▶ _REQUEST_
The records below are to be repeated in full, exactly as they are.

[Start]

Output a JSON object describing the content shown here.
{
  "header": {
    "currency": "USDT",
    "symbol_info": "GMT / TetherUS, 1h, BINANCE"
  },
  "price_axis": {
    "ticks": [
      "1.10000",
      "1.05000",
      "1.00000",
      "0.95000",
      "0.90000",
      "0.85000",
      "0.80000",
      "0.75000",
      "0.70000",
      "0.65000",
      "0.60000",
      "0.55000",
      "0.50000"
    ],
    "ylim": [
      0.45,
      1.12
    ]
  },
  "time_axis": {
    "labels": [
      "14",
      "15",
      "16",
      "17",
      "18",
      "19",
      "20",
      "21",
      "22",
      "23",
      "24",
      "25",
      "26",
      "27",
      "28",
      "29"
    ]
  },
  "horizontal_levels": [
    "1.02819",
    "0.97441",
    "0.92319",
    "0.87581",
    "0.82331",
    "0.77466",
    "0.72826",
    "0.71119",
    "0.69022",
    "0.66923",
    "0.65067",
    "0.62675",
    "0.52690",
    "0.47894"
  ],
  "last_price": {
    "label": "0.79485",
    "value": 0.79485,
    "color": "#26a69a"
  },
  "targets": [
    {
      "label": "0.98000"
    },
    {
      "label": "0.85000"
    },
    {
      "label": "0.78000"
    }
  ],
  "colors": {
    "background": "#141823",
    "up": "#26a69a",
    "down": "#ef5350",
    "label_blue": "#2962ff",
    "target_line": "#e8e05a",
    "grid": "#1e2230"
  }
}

[End]

▶ _FINAL RESULT_
Output a JSON object describing the content shown here.
{
  "header": {
    "currency": "USDT",
    "symbol_info": "GMT / TetherUS, 1h, BINANCE"
  },
  "price_axis": {
    "ticks": [
      "1.10000",
      "1.05000",
      "1.00000",
      "0.95000",
      "0.90000",
      "0.85000",
      "0.80000",
      "0.75000",
      "0.70000",
      "0.65000",
      "0.60000",
      "0.55000",
      "0.50000"
    ],
    "ylim": [
      0.45,
      1.12
    ]
  },
  "time_axis": {
    "labels": [
      "14",
      "15",
      "16",
      "17",
      "18",
      "19",
      "20",
      "21",
      "22",
      "23",
      "24",
      "25",
      "26",
      "27",
      "28",
      "29"
    ]
  },
  "horizontal_levels": [
    "1.02819",
    "0.97441",
    "0.92319",
    "0.87581",
    "0.82331",
    "0.77466",
    "0.72826",
    "0.71119",
    "0.69022",
    "0.66923",
    "0.65067",
    "0.62675",
    "0.52690",
    "0.47894"
  ],
  "last_price": {
    "label": "0.79485",
    "value": 0.79485,
    "color": "#26a69a"
  },
  "targets": [
    {
      "label": "0.98000"
    },
    {
      "label": "0.85000"
    },
    {
      "label": "0.78000"
    }
  ],
  "colors": {
    "background": "#141823",
    "up": "#26a69a",
    "down": "#ef5350",
    "label_blue": "#2962ff",
    "target_line": "#e8e05a",
    "grid": "#1e2230"
  }
}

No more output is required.